## Aim of the exercise
Give the number of lines in the data that contain "Wind", and nothing more.
* begin *
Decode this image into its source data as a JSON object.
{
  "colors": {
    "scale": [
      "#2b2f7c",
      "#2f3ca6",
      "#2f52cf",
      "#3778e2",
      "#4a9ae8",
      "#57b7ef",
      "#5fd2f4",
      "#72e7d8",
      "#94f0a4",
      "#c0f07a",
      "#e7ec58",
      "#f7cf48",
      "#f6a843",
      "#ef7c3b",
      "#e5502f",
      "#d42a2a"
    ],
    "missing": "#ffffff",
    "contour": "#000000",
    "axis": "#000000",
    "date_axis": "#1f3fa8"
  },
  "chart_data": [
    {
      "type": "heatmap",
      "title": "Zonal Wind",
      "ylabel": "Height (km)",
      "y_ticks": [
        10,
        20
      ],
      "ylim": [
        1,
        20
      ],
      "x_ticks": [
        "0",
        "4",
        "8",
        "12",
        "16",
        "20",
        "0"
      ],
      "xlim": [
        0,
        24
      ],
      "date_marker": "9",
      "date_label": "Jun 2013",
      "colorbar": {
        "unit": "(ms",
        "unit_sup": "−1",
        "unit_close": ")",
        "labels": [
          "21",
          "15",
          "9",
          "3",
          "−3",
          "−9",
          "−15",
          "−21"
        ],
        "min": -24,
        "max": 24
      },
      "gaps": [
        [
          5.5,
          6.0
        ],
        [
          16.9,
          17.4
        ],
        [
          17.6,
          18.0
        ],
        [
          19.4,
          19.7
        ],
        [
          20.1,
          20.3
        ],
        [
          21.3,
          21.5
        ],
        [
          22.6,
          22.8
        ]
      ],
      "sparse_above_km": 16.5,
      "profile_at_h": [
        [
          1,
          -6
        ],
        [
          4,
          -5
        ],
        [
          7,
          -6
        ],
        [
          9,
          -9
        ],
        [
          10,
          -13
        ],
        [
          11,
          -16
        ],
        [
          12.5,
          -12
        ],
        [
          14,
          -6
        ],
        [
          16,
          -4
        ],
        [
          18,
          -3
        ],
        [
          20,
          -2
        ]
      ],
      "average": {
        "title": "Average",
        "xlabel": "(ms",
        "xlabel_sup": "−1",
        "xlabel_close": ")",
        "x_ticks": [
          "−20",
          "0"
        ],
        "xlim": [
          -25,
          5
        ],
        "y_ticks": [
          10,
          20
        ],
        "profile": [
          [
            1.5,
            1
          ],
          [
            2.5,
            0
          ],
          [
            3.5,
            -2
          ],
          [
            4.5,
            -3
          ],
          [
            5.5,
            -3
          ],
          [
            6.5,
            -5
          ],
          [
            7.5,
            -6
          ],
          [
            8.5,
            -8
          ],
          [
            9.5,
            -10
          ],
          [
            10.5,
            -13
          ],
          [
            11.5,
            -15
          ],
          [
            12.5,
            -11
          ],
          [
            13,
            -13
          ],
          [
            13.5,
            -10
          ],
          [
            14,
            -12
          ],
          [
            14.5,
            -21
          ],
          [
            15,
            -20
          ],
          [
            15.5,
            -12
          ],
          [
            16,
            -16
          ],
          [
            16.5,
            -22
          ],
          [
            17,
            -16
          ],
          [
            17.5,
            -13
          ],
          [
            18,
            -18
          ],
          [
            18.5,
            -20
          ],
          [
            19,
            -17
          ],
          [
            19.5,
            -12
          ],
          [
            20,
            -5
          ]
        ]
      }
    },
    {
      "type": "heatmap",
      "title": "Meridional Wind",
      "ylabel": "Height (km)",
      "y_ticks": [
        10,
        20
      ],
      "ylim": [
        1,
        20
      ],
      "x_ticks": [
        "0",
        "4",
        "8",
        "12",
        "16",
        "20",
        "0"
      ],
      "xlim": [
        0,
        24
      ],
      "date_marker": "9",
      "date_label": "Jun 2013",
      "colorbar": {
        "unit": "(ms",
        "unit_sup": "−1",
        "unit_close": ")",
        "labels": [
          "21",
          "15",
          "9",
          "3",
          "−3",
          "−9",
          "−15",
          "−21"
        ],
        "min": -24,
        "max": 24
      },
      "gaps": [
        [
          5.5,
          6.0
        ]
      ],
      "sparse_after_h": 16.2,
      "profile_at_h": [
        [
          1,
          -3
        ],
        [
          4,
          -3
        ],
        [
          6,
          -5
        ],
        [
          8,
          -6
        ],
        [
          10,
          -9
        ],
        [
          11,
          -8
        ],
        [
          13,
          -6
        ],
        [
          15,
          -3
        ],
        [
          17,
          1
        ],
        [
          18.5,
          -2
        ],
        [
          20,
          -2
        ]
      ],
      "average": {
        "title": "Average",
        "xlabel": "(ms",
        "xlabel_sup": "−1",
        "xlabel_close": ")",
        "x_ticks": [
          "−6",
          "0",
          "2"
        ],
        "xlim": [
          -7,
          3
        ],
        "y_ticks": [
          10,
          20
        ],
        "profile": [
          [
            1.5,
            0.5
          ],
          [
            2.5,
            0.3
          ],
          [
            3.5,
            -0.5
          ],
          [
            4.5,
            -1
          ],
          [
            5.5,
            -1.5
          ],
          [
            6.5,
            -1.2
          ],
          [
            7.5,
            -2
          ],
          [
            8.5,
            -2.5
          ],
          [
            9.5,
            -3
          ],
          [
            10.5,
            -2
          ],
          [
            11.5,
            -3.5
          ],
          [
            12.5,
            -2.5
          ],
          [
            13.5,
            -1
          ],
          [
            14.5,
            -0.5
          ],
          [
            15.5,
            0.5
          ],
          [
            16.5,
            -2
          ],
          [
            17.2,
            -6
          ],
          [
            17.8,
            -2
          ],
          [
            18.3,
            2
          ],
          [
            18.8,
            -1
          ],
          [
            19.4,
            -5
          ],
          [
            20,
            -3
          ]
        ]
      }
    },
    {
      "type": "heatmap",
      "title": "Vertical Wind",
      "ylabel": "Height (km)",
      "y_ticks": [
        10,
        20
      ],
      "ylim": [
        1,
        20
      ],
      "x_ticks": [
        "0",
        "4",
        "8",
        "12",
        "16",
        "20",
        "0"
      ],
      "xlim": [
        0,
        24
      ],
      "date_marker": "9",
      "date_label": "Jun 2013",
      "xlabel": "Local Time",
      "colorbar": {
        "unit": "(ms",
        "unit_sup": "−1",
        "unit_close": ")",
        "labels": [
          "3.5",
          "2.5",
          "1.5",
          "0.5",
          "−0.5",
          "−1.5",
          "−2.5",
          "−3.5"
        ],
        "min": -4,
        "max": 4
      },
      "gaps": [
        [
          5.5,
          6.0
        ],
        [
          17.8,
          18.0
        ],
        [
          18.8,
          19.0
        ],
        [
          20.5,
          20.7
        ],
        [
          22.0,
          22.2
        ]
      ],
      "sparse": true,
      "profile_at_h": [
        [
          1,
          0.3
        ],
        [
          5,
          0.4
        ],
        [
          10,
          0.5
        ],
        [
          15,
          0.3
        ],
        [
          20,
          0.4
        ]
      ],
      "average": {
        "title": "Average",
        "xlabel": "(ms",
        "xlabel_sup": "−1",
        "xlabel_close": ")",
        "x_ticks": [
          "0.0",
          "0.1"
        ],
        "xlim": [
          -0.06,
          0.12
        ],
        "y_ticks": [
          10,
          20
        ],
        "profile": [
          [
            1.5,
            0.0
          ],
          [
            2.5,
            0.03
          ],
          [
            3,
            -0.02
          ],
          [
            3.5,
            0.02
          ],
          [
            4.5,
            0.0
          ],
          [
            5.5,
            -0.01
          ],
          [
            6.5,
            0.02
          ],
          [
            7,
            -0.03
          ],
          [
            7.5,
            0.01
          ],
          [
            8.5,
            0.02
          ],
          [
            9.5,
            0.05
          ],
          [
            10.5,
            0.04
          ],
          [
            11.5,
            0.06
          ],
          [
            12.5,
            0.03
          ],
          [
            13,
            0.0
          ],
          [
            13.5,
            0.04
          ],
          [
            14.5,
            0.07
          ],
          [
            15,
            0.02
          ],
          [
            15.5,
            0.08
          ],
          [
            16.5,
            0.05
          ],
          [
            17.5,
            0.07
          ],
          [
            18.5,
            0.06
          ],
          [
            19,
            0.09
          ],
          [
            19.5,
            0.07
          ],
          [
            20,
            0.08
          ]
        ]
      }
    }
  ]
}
* end *
## Task solution
3